> [TEXT SHOWN]:
Start of Block
67 The “East Medal,” Medaille “Winterschlacht im Osten 1941/42,” was awarded for service on the Eastern Front during the winter campaign of 1941/1942. There were a number of qualifications to receive the award, including severe frostbite of a limb.

68 The Diplom was the standard undergraduate degree in the sciences in Germany at that time. Given a university’s curriculum, it could take anywhere from 4 to 6 years. Although a first degree, it is often viewed as more the equivalent of today’s Master’s.

69 The Föppls were members of a remarkably accomplished family. Ludwig’s father August Otto Föppl (1854–1924) was a Professor of Mechanics and Statics at the Technical University of Munich; he is known for the Föppl-von Kármán equations, and is thought to have had some influence on Einstein’s early views on special relativity. He had only three graduate students, but one of them — the applied mathematician and engineer Ludwig Prandtl (1875–1953) — more than made up for this: the MGP lists Prandtl as having 87 students and 3721 descendants. Ludwig Föppl’s brother Otto Föppl (1885–1963) was an engineer and Professor of Applied Mechanics at the Technical University of Braunschweig for 30 years. Both Otto and his sister Gertrud were closely connected with Prandtl: Otto was his assistant from 1909 to 1911, and Gertrud became his wife. Ludwig’s grandson Martin Samuels received a Ph.D. in Military Studies from the University of Manchester, has had a career in the British public service, and is the author of (Samuels, Citation2016).

70 The information in this paragraph about Dr. Schulz’s time in In 7/VI is largely drawn from entries in the In 7/VI Kriegstagebuch.

71 Lohan’s advisor was Hilda Pollaczek-Geiringer, the later wife of Richard von Mises. Both Geiringer and von Mises left Germany in 1933 when the Nazis came to power, and so it was necessary to replace Geiringer with the pro forma advisors Klose and Schmidt.

72 We owe some of the information contained in this paragraph, including the reference to “Rumpelstilzchen,” Hilda Geiringer’s role as Lohan’s advisor, and a CV originating with the German Foreign Office, as well as useful background, to the generosity of Professor Dr. Ingo Althöfer of the Friedrich-Schiller-Universität Jena.

73 Stern’s first name appears as Gustav in the court records, but there is no question that this is in reality Gustave Stern (1914–1988), also known as Gérard Sandoz. He escaped via Denmark to France where, after the war, he became one of the leading French experts on Germany. Much later, he wrote an autobiography, Gérard Sandoz: Ein Leben für die Verständigung (Sandoz Citation1990). See also Sandvoß (Citation1996, pp. 95–98).

74 For further information on Walter Herz, see Humboldt-Universität zu Berlin (Citation2010, pp. 23–26).

75 The information relating to the 1937 legal proceedings against Dueball is taken from contemporary court records, copies of which were kindly provided to us by Claus Taaks.

76 It is interesting to note that even Dr. Buggisch did not know the first names of many of the top cryptanalysts in OKH and OKW; see I-176, pp. 6–10.

77 The Sonderführer, or “Special Leader,” was a rank given to civilians with special skills (for example, in medicine or foreign languages) who were drafted into the Wehrmacht in order to capitalize on such expertise. Such individuals were usually not trained as soldiers and did not enjoy (until 1942) either the power of command or discipline that officers of standard military rank did. There were different ranks of Sonderführer; for example, a Sonderführer (Z) was equivalent to the standard military rank of either Leutnant or Oberleutnant (NATO rank OF-1); a Sonderführer (G), Welsch’s rank, was equivalent to that of an Unteroffizier (OR-4).

78 The sources for the above information in this section are documents from the TICOM files T2755–T2767 in the TICOM collection at the German Foreign Office, Bestand Rückgabe TICOM, Politisches Archiv des Auswärtigen Amts, Berlin.
End of Block
> [PROBLEM STATEMENT]: List every person in the notes above whose birth and death years are given, along with those years.

> [DATA SECTION]:
Start of Block
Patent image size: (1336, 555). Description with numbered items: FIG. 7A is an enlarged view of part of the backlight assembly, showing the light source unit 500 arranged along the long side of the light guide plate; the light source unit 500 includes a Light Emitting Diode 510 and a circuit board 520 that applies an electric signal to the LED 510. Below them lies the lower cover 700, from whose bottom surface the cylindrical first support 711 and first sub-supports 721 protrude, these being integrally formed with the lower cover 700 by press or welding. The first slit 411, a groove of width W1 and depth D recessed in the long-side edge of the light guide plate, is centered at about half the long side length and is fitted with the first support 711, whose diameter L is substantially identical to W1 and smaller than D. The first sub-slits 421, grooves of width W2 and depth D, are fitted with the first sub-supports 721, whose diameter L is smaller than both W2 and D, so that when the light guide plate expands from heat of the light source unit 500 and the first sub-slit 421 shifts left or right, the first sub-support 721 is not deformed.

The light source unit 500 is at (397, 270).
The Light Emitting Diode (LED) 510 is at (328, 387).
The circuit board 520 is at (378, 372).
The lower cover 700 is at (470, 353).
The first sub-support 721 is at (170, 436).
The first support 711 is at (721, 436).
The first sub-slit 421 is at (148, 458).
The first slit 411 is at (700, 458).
End of Block
> [SOLUTION FOR THIS EXERCISE]:
- August Otto Föppl (1854–1924)
- Ludwig Prandtl (1875–1953)
- Otto Föppl (1885–1963)
- Gustave Stern (1914–1988)